Task brief: Single out the lines that include the word "uelut". Copy them.

Data lines:

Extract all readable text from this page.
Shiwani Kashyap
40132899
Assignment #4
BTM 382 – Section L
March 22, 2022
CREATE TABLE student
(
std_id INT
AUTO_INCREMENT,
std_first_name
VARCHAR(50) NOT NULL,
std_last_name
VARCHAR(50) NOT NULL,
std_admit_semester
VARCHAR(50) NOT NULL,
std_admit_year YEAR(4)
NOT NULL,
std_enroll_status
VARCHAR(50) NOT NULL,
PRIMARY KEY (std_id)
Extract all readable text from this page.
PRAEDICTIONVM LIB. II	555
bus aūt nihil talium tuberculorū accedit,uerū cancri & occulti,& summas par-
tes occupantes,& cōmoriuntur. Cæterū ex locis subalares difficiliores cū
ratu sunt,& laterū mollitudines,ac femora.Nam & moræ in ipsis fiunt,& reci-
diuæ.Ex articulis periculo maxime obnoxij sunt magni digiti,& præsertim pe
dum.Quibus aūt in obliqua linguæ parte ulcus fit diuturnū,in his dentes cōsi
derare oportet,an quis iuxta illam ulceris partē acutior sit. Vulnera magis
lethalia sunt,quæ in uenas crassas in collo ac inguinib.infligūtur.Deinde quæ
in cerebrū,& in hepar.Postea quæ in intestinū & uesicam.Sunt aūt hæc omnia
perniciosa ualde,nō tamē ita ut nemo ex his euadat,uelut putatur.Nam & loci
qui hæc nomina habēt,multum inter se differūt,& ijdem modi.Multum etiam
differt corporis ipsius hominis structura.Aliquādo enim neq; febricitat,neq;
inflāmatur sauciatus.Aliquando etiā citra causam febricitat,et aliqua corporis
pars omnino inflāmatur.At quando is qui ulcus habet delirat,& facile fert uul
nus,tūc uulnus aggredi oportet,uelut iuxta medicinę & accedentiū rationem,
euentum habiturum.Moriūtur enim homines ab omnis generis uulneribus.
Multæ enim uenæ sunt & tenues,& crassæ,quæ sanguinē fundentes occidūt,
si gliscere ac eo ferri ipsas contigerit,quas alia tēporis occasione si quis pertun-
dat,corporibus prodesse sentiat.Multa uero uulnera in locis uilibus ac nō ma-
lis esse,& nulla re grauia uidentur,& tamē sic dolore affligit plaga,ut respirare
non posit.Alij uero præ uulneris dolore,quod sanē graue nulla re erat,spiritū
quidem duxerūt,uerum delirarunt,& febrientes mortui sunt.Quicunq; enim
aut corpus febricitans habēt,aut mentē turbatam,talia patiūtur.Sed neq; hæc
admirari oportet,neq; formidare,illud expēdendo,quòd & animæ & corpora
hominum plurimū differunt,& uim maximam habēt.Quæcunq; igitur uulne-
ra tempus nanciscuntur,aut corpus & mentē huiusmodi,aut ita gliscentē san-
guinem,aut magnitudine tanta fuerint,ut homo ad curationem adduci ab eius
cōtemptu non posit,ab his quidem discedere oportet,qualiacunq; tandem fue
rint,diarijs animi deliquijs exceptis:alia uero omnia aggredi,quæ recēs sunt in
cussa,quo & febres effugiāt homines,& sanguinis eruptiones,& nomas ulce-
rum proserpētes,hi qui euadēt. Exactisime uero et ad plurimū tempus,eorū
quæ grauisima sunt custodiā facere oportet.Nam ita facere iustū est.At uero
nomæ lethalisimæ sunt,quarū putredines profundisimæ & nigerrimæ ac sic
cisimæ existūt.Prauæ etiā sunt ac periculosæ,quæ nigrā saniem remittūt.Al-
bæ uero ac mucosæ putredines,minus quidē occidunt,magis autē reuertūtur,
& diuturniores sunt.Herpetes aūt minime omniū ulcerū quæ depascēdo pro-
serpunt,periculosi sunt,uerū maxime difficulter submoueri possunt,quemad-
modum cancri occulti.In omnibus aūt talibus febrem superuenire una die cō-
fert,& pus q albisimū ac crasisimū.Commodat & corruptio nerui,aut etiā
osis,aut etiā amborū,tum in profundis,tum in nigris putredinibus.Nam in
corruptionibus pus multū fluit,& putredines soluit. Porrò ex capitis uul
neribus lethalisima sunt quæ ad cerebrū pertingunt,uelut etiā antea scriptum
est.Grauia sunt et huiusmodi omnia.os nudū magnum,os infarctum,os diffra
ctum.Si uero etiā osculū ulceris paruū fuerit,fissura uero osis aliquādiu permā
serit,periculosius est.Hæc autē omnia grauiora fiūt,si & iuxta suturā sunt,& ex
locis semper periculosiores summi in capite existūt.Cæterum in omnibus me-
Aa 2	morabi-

Task result:
perniciosa ualde,nō tamē ita ut nemo ex his euadat,uelut putatur.Nam & loci
nus,tūc uulnus aggredi oportet,uelut iuxta medicinę & accedentiū rationem,
neribus lethalisima sunt quæ ad cerebrū pertingunt,uelut etiā antea scriptum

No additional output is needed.